Née dans la région de Napa, Inman a acquis sa crédibilité en cultivant une parcelle de 4,2 hectares de terre en 1999. Elle est l’une des nombreuses vigneronnes et vinificatrices qui transforment le paysage de la culture des vignes et de la conception du vin que nous buvons. Alors que les amateurs de vin s’éloignent des millésimes fortement boisés au profit de notes plus délicates et subtiles (fruits à noyau, cannelle, clou de girofle, caramel, cuir et chocolat, pour n’en nommer que quelques-uns), les voix des femmes dans la vinification deviennent également plus résonnantes et pertinentes.

Le marché mondial du vin est évalué à plus de 284 milliards d’euros, donc les enjeux sont élevés. De nombreux pays ont reconnu ces dernières années que le modèle traditionnel d’embauche de vignerons et sommeliers masculins est en pleine métamorphose créative. (En Argentine, par exemple, Susana Balbo de Mendoza est largement reconnue comme la première vigneronne du pays.) Pourtant, selon des statistiques recueillies par Dr. Lucia Gilbert, professeur étudiant les femmes dans l’industrie du vin à l’Université de Santa Clara, seulement 4 % des plus de 3 700 domaines viticoles en Californie sont détenus par des femmes—bien que ce chiffre devrait augmenter à mesure que davantage de femmes entrent dans le domaine.

[Données de délimitation des régions]

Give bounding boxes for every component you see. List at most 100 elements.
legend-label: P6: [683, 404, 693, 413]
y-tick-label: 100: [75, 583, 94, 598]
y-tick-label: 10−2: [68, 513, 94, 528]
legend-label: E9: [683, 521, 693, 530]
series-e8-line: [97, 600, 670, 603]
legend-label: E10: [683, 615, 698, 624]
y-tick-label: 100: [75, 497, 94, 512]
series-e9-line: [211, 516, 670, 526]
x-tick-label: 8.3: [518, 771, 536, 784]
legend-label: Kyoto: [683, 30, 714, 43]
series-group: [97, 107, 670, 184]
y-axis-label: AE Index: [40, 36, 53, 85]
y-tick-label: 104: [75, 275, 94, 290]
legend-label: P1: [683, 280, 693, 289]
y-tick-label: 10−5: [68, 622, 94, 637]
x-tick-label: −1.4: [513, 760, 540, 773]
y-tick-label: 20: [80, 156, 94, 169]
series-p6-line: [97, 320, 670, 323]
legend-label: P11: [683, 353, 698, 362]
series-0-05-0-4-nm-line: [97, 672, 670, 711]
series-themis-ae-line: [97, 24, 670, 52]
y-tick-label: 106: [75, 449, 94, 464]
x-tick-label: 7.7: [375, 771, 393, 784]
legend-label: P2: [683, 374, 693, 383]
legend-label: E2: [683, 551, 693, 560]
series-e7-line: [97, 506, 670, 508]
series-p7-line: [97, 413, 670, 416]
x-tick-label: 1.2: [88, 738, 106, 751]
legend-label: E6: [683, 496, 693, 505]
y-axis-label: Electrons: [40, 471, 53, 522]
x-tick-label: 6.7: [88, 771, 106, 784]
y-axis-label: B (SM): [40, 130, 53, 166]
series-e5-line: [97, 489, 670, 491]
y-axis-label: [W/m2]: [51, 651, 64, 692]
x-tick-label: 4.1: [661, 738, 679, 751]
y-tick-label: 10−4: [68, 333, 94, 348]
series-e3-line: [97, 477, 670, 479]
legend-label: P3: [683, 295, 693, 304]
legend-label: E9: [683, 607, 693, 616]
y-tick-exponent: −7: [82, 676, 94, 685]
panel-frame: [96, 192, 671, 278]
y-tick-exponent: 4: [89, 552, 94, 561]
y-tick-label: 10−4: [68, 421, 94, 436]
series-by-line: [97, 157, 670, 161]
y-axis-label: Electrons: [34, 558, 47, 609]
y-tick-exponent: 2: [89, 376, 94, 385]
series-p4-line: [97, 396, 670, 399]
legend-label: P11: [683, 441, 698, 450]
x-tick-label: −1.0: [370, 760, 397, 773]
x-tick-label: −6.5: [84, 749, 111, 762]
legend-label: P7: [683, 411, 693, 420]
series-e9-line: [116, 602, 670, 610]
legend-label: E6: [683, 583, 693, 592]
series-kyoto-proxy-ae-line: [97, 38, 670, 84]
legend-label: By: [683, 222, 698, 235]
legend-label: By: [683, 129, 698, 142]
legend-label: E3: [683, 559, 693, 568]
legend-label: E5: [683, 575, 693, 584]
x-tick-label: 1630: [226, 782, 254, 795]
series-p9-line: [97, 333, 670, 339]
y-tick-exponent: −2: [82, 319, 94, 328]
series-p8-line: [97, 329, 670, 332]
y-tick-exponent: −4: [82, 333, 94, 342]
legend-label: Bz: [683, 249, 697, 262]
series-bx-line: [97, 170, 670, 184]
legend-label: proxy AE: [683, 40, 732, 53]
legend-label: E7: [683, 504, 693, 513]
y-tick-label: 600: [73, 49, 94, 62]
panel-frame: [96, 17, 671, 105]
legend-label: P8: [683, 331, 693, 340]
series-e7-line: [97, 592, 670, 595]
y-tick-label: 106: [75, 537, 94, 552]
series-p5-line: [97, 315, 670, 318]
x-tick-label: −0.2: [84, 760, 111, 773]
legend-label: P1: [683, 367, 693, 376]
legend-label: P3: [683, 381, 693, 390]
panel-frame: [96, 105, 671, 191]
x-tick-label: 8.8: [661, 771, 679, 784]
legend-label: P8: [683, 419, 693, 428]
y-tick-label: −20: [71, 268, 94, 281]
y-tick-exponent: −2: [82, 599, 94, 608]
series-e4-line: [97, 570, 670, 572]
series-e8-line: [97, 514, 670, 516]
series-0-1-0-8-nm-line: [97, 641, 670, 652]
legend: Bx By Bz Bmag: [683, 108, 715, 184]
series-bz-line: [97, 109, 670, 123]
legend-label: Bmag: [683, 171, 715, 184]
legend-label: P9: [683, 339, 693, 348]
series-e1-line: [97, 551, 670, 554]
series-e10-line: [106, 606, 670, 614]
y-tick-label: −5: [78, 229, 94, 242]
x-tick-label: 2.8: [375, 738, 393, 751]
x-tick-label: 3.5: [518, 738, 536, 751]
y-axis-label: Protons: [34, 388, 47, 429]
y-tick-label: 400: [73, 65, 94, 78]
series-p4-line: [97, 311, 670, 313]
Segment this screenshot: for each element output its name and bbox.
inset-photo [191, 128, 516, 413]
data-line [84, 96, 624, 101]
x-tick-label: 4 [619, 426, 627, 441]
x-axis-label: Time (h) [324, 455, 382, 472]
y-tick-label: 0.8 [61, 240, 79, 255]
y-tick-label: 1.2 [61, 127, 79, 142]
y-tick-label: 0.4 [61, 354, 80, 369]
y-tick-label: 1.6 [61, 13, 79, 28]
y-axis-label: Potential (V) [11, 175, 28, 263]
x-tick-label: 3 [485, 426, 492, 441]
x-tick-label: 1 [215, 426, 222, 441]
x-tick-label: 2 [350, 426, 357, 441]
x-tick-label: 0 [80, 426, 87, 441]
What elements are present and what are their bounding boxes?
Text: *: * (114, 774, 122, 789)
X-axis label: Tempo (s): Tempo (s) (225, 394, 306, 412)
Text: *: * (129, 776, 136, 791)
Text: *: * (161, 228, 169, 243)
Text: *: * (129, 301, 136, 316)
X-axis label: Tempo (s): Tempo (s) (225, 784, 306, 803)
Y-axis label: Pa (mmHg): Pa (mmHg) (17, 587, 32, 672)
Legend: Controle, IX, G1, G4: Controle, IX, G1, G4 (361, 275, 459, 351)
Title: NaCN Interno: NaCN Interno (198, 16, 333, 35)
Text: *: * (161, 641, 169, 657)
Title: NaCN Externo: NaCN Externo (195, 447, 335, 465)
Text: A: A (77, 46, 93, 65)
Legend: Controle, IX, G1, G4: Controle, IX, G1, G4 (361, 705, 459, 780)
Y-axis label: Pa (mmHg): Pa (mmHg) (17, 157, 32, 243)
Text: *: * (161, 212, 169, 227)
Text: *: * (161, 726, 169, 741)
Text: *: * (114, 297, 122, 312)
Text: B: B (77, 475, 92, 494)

→ **CONSIGNE**
Prolongez le texte sur les femmes dans la vinification en reprenant juste après sa dernière phrase.

→ **RÉSULTAT ATTENDU**
Les barrières à l’entrée peuvent être retracées à l’histoire des fermes familiales, qui avaient tendance à être des opérations patriarcales. “La nature multigénérationnelle de l’entreprise a vu de plus en plus de femmes entrer dans le secteur,” déclare Inman. “Bien sûr, cela a également à voir avec l’augmentation du nombre de femmes dans la main-d’œuvre en général.”

Une pionnière de l’industrie fut Hannah Weinberger, qui est devenue la première femme propriétaire et vinificatrice dans la vallée de Napa en 1882. Dans les années 1960, les femmes ont commencé à obtenir des diplômes dans le domaine, comme MaryAnn Graf, qui fut la première à recevoir un diplôme en œnologie de l’UC Davis avant de travailler en tant que vinificatrice pendant six ans à Simi winery à Healdsburg, Californie. (La propriétaire du domaine, Isabelle Simi, était connue pour faire du vin pendant la Prohibition et le stocker dans les caves.)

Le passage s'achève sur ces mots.